> GIVEN EXERCISE
Select the lines of the records containing the word "teal" and list them.

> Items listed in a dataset
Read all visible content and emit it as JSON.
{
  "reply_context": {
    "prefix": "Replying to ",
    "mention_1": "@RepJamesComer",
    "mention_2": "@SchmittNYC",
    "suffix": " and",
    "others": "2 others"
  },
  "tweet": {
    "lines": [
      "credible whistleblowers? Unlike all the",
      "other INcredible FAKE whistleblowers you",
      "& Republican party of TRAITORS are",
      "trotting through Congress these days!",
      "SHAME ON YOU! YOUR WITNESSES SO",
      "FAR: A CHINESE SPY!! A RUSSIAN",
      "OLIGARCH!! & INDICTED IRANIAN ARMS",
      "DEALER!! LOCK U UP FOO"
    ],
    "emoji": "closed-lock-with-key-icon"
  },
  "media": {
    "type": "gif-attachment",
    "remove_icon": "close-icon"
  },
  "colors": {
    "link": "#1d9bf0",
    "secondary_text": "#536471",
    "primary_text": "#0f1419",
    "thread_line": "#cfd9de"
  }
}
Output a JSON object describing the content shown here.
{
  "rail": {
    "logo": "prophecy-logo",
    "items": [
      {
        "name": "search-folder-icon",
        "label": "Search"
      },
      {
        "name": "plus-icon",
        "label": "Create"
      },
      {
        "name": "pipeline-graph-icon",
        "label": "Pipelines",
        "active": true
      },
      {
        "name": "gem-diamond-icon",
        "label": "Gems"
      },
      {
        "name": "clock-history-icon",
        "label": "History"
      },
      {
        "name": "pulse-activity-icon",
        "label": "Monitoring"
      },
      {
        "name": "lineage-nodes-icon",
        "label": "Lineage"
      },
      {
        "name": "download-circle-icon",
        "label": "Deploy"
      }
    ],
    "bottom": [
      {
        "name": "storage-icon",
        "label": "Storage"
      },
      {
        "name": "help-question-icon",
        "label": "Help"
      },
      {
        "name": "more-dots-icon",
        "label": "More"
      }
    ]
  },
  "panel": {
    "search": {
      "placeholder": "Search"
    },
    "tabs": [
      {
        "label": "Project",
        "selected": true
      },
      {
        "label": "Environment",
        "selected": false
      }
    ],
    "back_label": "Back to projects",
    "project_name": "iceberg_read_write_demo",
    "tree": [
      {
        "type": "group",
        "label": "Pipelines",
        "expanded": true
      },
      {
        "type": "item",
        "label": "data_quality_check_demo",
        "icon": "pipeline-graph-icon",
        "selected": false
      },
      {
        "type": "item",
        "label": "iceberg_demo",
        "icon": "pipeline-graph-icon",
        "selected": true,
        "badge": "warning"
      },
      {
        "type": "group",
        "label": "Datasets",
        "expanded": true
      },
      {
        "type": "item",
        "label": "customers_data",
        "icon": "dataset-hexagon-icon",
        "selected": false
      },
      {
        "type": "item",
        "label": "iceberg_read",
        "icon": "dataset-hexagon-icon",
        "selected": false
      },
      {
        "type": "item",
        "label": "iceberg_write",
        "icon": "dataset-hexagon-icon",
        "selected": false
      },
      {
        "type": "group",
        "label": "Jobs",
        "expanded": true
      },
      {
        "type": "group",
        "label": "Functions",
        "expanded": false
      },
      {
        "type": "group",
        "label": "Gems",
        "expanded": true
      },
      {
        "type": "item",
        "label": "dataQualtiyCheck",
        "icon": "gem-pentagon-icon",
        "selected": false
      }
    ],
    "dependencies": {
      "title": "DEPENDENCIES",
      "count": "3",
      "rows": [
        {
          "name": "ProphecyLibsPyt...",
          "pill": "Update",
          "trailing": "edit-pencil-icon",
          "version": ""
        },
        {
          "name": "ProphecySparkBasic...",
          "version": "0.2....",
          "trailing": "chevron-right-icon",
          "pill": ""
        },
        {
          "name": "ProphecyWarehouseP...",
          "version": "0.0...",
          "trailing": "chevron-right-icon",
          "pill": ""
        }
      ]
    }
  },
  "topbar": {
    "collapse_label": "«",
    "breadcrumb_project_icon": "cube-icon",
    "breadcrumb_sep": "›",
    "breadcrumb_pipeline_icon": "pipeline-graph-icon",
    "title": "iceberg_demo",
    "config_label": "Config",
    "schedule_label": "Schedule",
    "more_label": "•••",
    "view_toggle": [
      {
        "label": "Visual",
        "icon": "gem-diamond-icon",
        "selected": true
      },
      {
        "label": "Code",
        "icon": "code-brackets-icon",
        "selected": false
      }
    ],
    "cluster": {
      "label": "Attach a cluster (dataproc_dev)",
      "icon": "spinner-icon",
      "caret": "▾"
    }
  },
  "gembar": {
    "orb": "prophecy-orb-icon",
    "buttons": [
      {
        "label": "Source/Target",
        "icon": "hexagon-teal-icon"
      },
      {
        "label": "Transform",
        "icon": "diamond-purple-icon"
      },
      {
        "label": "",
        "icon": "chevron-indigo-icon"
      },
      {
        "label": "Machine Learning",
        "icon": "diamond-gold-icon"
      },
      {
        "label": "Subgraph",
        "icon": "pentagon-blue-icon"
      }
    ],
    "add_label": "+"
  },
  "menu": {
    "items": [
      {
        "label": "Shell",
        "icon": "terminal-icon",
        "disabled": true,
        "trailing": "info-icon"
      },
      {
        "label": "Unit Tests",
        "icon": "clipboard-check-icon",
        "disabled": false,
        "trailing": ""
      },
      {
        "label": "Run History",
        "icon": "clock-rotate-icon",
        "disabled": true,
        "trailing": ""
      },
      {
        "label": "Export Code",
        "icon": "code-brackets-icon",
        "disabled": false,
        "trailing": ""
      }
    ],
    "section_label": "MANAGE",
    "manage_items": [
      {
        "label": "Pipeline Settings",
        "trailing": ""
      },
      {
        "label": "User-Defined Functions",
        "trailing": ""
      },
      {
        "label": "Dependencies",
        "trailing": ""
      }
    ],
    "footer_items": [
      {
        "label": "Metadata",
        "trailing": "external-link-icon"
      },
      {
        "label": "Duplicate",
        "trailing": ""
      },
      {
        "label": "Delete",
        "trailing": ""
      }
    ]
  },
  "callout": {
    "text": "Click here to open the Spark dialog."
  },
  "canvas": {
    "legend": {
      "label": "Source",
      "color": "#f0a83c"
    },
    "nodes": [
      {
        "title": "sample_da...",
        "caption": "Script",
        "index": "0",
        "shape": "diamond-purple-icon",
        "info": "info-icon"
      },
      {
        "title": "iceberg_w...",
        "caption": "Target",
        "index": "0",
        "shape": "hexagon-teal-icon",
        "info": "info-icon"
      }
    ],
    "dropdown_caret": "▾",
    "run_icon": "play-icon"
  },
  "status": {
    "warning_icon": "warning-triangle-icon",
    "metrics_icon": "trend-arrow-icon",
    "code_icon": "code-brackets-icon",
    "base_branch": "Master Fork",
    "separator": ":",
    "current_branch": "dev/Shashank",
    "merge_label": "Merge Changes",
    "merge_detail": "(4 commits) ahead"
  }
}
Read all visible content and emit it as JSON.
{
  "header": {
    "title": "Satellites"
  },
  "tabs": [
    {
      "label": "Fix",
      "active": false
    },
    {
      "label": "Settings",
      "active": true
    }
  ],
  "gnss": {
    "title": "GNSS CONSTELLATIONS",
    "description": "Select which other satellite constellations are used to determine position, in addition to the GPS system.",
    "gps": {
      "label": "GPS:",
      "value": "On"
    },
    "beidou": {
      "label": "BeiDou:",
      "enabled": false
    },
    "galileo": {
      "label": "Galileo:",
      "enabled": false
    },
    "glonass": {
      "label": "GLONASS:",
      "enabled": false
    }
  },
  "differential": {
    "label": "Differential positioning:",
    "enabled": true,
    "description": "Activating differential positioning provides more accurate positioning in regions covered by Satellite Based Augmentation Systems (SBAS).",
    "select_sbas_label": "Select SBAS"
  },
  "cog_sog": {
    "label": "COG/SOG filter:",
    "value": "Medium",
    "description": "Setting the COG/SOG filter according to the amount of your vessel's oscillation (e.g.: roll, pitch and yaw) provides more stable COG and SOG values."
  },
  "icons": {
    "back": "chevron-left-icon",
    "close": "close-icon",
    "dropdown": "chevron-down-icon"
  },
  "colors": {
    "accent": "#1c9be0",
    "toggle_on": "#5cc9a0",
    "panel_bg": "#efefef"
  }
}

> REPLY
        "icon": "hexagon-teal-icon"
        "shape": "hexagon-teal-icon",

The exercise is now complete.